===== Recorded data =====
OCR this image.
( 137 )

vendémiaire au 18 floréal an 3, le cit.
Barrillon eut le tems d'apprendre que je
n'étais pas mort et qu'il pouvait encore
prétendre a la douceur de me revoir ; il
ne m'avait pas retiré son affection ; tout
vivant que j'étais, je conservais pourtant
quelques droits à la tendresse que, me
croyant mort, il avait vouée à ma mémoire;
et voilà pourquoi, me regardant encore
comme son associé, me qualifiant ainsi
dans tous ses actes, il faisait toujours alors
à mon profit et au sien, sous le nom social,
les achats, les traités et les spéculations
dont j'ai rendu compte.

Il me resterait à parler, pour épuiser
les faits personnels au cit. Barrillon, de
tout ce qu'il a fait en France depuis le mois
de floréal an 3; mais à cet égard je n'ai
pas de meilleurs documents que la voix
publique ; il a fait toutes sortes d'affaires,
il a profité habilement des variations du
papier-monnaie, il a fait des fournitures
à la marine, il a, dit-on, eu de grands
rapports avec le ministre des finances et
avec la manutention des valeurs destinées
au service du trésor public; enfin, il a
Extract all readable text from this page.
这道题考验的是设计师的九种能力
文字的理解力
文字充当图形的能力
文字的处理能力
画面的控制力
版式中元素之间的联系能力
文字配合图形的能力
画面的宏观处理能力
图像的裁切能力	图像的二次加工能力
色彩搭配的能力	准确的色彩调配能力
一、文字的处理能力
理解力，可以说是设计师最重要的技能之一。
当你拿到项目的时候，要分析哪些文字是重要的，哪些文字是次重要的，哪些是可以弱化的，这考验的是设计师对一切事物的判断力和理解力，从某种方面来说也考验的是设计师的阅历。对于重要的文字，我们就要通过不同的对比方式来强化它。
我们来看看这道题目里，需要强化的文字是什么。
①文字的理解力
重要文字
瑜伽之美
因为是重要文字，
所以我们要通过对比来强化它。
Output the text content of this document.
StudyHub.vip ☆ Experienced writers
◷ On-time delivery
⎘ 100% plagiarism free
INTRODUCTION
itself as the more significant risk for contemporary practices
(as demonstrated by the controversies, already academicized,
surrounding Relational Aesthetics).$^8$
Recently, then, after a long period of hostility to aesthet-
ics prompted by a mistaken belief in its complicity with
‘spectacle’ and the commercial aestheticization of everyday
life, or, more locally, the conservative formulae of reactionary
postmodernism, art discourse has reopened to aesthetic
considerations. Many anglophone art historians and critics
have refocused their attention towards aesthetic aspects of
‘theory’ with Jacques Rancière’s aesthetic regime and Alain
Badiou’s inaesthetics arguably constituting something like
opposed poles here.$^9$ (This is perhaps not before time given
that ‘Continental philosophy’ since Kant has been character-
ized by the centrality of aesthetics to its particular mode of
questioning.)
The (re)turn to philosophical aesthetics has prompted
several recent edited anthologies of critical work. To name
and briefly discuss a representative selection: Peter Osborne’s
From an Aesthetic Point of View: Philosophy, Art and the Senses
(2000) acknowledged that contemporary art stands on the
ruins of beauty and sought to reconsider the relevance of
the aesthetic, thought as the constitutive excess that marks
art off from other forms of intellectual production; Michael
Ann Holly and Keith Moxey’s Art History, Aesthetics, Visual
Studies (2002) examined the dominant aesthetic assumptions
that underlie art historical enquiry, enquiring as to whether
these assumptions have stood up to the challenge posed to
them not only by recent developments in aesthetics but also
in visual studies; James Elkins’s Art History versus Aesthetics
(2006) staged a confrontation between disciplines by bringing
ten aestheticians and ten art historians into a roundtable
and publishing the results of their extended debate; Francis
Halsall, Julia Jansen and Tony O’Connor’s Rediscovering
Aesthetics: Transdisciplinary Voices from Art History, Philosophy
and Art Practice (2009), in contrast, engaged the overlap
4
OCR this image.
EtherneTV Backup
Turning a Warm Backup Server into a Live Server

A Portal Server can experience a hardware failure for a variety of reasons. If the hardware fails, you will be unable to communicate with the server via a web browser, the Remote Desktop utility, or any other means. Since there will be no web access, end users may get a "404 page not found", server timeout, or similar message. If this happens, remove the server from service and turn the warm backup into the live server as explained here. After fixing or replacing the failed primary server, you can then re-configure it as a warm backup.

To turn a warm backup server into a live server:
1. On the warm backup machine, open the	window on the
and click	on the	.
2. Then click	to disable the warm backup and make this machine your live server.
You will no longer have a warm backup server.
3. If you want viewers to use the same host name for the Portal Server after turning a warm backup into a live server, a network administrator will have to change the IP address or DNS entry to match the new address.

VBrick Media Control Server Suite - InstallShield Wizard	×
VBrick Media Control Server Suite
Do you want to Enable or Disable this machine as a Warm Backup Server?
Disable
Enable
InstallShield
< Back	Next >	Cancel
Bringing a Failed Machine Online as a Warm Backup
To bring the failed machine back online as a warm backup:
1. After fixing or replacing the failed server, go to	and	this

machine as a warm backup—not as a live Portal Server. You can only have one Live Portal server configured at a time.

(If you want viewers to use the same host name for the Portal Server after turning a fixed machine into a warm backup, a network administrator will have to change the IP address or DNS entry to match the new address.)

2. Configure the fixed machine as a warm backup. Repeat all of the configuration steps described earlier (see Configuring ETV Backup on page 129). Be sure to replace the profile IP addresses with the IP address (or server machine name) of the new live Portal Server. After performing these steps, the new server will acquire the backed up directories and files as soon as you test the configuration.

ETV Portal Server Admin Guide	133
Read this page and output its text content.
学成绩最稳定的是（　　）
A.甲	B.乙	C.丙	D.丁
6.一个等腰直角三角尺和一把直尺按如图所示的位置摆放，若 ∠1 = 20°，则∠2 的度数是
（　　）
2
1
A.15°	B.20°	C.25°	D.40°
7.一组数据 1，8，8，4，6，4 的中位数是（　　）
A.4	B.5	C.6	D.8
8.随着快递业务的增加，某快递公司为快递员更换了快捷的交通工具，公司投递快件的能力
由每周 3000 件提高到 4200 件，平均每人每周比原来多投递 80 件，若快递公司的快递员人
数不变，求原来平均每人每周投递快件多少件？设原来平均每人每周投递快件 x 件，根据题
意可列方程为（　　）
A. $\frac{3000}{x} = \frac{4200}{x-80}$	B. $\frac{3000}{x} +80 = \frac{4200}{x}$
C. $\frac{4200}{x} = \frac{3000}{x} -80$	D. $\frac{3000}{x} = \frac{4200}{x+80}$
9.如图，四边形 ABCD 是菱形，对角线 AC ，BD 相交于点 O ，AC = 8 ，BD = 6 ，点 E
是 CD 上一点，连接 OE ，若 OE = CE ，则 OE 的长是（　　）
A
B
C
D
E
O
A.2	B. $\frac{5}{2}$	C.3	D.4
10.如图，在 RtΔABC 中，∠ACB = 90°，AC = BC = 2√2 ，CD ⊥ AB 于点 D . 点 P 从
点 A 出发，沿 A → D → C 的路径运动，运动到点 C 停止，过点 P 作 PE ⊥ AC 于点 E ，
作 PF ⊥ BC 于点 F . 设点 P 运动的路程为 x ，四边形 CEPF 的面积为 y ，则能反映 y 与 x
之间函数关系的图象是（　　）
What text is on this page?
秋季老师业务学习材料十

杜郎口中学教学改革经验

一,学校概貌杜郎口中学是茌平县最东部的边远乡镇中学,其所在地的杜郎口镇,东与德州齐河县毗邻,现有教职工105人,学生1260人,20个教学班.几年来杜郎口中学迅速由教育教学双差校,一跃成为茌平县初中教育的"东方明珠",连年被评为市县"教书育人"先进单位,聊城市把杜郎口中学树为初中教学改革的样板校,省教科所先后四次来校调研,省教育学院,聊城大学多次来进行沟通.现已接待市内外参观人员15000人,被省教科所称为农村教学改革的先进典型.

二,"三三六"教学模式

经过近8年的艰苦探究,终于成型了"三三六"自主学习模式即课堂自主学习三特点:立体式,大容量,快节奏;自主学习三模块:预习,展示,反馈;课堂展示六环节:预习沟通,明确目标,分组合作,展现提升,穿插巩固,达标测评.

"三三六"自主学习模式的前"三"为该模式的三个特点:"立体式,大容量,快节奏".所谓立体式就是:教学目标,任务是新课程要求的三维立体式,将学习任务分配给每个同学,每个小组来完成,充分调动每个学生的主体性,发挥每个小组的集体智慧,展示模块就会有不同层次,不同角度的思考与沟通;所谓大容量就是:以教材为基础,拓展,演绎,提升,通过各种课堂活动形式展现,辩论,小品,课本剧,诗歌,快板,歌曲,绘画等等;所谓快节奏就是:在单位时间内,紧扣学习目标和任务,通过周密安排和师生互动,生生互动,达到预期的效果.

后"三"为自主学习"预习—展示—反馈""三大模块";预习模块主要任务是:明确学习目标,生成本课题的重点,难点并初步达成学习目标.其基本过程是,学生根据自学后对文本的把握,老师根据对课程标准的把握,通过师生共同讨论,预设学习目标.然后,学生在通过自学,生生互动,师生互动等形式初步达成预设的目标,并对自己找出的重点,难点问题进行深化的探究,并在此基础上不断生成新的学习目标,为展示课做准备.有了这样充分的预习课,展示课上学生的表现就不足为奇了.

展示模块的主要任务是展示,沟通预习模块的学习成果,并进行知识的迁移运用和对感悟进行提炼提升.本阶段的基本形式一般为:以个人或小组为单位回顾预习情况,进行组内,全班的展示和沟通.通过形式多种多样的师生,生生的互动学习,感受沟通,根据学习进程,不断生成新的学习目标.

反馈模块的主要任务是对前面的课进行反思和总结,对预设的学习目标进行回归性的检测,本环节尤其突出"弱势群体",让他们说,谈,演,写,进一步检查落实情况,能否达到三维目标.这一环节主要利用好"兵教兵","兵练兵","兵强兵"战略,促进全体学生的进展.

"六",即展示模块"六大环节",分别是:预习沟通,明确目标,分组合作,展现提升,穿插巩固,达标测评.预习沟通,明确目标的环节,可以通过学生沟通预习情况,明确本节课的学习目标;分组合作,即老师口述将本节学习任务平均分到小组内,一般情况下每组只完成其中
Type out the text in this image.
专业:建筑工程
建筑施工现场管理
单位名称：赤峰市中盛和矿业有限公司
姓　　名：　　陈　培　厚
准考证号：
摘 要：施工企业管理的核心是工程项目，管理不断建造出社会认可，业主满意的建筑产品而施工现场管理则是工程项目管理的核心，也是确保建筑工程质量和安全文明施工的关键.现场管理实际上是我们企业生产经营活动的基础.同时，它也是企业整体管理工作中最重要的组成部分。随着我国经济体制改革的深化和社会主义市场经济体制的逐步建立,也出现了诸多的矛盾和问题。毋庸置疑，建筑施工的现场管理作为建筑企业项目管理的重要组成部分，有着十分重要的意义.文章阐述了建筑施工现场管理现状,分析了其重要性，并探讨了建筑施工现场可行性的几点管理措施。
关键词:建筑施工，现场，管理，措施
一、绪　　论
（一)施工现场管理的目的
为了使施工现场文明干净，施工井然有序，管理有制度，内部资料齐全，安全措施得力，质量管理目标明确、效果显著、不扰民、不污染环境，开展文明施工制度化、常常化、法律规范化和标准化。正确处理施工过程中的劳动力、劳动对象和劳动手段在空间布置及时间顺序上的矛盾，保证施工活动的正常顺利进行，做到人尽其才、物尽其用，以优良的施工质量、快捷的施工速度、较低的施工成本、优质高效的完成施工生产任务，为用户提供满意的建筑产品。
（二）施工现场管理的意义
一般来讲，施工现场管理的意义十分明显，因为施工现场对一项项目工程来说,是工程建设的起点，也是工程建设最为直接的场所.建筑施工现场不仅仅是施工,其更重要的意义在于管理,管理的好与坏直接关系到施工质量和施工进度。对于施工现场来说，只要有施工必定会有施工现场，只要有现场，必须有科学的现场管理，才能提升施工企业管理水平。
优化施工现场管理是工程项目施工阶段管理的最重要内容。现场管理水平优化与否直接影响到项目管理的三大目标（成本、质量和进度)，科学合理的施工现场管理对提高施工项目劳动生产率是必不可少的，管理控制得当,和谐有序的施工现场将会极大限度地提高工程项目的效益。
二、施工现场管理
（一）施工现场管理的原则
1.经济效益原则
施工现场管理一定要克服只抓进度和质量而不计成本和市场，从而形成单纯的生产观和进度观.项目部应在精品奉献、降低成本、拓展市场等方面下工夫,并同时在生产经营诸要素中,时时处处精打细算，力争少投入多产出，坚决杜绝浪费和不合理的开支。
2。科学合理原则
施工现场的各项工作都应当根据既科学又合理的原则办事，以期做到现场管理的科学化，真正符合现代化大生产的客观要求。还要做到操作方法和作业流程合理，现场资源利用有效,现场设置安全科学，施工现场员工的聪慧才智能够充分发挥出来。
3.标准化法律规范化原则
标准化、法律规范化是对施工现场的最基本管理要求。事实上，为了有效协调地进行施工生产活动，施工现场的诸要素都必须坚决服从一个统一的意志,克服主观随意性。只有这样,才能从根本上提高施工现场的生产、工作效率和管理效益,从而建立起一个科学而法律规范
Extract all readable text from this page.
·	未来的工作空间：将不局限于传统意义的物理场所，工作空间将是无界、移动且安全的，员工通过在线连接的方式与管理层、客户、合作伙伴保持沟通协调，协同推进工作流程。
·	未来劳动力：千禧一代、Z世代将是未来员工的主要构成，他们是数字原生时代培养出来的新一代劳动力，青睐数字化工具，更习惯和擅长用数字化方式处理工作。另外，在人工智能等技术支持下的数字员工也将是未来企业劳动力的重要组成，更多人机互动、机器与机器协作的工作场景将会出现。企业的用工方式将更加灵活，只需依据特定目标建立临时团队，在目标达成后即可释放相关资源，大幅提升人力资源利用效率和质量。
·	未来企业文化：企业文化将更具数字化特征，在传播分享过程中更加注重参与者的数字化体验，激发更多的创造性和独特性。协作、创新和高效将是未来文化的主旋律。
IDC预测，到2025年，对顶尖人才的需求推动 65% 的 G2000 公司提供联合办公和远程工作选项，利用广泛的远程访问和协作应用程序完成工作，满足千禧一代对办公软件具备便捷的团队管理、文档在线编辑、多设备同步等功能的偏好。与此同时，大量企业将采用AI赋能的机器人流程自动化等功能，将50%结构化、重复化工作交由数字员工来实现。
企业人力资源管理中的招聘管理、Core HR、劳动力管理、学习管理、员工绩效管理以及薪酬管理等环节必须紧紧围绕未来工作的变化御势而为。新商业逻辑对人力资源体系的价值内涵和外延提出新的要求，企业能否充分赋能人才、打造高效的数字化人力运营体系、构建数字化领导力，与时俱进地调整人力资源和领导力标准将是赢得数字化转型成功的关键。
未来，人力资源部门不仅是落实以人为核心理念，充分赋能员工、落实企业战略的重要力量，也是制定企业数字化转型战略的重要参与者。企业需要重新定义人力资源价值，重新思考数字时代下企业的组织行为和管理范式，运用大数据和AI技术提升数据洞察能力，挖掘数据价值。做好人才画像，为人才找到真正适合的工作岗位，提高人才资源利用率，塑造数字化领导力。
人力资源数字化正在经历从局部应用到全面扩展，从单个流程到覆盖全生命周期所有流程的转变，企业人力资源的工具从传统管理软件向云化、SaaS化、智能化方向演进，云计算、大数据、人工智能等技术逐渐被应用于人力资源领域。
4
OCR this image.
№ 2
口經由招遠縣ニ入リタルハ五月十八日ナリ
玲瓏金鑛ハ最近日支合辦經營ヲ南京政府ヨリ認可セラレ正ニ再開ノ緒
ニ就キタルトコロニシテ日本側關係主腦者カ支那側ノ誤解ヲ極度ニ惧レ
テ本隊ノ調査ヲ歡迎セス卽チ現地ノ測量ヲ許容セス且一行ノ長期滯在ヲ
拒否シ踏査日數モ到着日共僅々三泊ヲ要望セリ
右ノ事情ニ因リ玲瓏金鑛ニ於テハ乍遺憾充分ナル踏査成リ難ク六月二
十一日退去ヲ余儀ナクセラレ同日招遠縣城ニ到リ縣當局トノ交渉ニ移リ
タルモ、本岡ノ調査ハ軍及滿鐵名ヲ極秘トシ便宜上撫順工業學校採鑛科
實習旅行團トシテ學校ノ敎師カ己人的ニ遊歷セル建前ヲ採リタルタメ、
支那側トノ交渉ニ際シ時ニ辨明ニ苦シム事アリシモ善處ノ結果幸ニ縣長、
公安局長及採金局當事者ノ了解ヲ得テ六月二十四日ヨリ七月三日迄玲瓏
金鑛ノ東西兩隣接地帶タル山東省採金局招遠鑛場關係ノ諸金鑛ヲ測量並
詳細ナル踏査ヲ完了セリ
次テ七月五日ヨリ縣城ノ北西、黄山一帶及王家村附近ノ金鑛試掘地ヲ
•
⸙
=====
Directive
From the listing above, report the number of lines containing the string "达标测评", without any accompanying remarks.

Expected output
2